**Dataset content**
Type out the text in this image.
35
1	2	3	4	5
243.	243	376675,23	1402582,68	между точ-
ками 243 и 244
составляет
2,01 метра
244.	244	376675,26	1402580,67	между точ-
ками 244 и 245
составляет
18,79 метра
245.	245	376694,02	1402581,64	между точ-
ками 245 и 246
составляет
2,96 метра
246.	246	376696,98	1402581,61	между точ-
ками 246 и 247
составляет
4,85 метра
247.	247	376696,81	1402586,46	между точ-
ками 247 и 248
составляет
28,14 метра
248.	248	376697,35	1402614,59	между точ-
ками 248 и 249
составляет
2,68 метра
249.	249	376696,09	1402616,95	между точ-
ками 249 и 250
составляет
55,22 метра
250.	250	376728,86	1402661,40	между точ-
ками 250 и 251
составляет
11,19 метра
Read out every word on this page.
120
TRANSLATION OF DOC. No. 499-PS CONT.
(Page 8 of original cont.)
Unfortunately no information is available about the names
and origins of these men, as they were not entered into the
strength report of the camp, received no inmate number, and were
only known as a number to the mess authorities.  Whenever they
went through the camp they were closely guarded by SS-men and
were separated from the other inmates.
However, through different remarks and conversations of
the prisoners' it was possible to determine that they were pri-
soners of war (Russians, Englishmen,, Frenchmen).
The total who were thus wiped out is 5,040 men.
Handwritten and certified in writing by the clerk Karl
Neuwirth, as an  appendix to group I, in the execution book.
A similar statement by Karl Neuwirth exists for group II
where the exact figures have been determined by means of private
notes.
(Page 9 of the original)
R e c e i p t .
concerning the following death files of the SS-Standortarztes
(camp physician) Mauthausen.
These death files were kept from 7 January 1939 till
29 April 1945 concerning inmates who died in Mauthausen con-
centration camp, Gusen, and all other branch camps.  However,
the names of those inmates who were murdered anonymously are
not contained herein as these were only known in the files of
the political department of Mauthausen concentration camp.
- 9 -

**What is needed**
Write out every entry above, word for word.

**Solution for this problem**
Type out the text in this image.
35
1	2	3	4	5
243.	243	376675,23	1402582,68	между точ-
ками 243 и 244
составляет
2,01 метра
244.	244	376675,26	1402580,67	между точ-
ками 244 и 245
составляет
18,79 метра
245.	245	376694,02	1402581,64	между точ-
ками 245 и 246
составляет
2,96 метра
246.	246	376696,98	1402581,61	между точ-
ками 246 и 247
составляет
4,85 метра
247.	247	376696,81	1402586,46	между точ-
ками 247 и 248
составляет
28,14 метра
248.	248	376697,35	1402614,59	между точ-
ками 248 и 249
составляет
2,68 метра
249.	249	376696,09	1402616,95	между точ-
ками 249 и 250
составляет
55,22 метра
250.	250	376728,86	1402661,40	между точ-
ками 250 и 251
составляет
11,19 метра
Read out every word on this page.
120
TRANSLATION OF DOC. No. 499-PS CONT.
(Page 8 of original cont.)
Unfortunately no information is available about the names
and origins of these men, as they were not entered into the
strength report of the camp, received no inmate number, and were
only known as a number to the mess authorities.  Whenever they
went through the camp they were closely guarded by SS-men and
were separated from the other inmates.
However, through different remarks and conversations of
the prisoners' it was possible to determine that they were pri-
soners of war (Russians, Englishmen,, Frenchmen).
The total who were thus wiped out is 5,040 men.
Handwritten and certified in writing by the clerk Karl
Neuwirth, as an  appendix to group I, in the execution book.
A similar statement by Karl Neuwirth exists for group II
where the exact figures have been determined by means of private
notes.
(Page 9 of the original)
R e c e i p t .
concerning the following death files of the SS-Standortarztes
(camp physician) Mauthausen.
These death files were kept from 7 January 1939 till
29 April 1945 concerning inmates who died in Mauthausen con-
centration camp, Gusen, and all other branch camps.  However,
the names of those inmates who were murdered anonymously are
not contained herein as these were only known in the files of
the political department of Mauthausen concentration camp.
- 9 -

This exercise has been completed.